> Problem requirements
Reproduce the data word for word, from its first line through the line holding "306, 1081, 334]", including both ends.

[Items from a data source]
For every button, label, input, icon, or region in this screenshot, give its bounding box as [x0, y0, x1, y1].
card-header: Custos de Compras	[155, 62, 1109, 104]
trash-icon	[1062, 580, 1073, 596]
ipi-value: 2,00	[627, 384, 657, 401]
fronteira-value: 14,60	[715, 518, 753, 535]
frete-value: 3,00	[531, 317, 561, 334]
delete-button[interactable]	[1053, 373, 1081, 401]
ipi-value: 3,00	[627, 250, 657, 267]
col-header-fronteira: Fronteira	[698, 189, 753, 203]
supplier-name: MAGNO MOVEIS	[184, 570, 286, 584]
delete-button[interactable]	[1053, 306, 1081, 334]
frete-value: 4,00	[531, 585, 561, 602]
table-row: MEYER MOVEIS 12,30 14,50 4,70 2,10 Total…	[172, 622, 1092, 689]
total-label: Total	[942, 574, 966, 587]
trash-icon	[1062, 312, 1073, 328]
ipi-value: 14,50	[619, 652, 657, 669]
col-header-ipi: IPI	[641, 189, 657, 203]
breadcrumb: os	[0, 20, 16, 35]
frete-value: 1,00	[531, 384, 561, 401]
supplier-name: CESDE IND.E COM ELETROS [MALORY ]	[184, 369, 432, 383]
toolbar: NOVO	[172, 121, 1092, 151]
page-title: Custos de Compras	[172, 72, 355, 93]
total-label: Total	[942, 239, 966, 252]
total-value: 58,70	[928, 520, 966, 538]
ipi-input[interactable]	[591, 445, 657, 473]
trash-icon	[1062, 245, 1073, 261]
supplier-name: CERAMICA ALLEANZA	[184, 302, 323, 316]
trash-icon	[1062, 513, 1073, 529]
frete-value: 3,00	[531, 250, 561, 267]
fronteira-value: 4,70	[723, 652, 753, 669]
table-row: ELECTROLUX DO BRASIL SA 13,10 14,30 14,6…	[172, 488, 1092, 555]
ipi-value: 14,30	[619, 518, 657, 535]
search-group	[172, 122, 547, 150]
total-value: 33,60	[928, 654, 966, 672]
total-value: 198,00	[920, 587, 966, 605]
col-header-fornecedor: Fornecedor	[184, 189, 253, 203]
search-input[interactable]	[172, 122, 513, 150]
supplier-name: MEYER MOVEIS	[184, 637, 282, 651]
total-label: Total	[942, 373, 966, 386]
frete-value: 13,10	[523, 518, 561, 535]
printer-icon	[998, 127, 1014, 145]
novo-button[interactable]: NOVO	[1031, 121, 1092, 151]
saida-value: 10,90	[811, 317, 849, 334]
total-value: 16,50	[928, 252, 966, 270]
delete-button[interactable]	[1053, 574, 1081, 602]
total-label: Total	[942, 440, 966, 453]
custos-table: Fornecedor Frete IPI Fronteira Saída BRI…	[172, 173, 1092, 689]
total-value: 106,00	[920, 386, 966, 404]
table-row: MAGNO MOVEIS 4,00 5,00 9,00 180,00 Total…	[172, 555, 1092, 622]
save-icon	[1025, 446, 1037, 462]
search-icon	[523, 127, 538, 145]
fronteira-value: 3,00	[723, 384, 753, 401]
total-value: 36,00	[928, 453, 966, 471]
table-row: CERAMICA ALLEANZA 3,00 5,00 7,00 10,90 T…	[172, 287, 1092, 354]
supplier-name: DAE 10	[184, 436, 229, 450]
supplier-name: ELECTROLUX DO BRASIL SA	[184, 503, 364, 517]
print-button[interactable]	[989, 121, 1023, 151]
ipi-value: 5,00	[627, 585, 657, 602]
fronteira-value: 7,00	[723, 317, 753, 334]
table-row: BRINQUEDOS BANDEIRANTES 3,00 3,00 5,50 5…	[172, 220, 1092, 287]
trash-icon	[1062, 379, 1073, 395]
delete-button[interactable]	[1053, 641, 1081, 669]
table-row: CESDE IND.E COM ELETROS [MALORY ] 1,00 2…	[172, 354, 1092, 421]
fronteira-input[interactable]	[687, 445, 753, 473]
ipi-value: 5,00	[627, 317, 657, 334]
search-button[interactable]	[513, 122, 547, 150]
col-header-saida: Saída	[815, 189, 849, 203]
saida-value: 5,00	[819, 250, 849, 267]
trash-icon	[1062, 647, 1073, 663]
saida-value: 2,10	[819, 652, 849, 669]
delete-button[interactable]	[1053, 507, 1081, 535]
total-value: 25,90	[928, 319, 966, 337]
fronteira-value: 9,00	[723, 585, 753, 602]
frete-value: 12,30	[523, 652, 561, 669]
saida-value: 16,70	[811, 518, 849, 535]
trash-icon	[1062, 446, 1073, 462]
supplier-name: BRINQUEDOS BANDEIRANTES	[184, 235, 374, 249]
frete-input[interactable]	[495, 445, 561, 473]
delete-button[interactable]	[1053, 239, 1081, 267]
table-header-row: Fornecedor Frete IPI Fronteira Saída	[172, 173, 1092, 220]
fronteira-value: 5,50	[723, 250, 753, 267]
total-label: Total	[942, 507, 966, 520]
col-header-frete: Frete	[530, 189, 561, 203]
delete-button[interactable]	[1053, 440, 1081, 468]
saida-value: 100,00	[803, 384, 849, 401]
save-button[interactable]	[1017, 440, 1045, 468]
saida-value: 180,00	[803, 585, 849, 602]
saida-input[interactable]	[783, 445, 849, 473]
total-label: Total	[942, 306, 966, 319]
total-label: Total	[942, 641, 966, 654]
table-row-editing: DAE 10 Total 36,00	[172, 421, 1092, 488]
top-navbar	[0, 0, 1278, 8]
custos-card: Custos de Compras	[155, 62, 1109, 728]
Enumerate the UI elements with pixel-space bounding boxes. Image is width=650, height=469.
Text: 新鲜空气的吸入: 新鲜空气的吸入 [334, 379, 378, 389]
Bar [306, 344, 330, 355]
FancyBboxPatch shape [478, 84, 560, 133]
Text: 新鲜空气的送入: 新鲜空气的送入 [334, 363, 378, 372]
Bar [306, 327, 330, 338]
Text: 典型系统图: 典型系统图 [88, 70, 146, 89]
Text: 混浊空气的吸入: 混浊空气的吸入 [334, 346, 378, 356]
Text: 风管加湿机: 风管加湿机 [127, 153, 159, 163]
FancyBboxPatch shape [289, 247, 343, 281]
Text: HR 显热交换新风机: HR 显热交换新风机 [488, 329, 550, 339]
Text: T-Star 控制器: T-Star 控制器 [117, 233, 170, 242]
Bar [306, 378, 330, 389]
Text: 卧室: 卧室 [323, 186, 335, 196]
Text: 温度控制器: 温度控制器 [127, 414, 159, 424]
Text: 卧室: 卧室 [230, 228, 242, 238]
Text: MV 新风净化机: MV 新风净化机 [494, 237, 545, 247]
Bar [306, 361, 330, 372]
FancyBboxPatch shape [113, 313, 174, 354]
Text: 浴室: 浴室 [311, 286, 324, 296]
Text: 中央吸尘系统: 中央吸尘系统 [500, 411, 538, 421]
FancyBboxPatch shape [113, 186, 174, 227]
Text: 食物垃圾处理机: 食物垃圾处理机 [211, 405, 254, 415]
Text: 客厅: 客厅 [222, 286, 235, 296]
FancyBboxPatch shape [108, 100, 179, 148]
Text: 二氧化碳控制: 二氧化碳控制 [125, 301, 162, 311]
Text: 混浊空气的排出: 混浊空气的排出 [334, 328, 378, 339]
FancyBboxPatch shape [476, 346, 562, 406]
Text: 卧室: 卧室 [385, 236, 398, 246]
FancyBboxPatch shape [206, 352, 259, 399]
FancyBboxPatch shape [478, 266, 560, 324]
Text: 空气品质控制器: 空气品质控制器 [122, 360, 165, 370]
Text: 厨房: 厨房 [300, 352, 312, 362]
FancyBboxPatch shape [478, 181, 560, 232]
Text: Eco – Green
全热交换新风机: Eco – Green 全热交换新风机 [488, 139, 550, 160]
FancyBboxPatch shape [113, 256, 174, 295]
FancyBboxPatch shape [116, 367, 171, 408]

> Problem solution
For every button, label, input, icon, or region in this screenshot, give its bounding box as [x0, y0, x1, y1].
card-header: Custos de Compras	[155, 62, 1109, 104]
trash-icon	[1062, 580, 1073, 596]
ipi-value: 2,00	[627, 384, 657, 401]
fronteira-value: 14,60	[715, 518, 753, 535]
frete-value: 3,00	[531, 317, 561, 334]
delete-button[interactable]	[1053, 373, 1081, 401]
ipi-value: 3,00	[627, 250, 657, 267]
col-header-fronteira: Fronteira	[698, 189, 753, 203]
supplier-name: MAGNO MOVEIS	[184, 570, 286, 584]
delete-button[interactable]	[1053, 306, 1081, 334]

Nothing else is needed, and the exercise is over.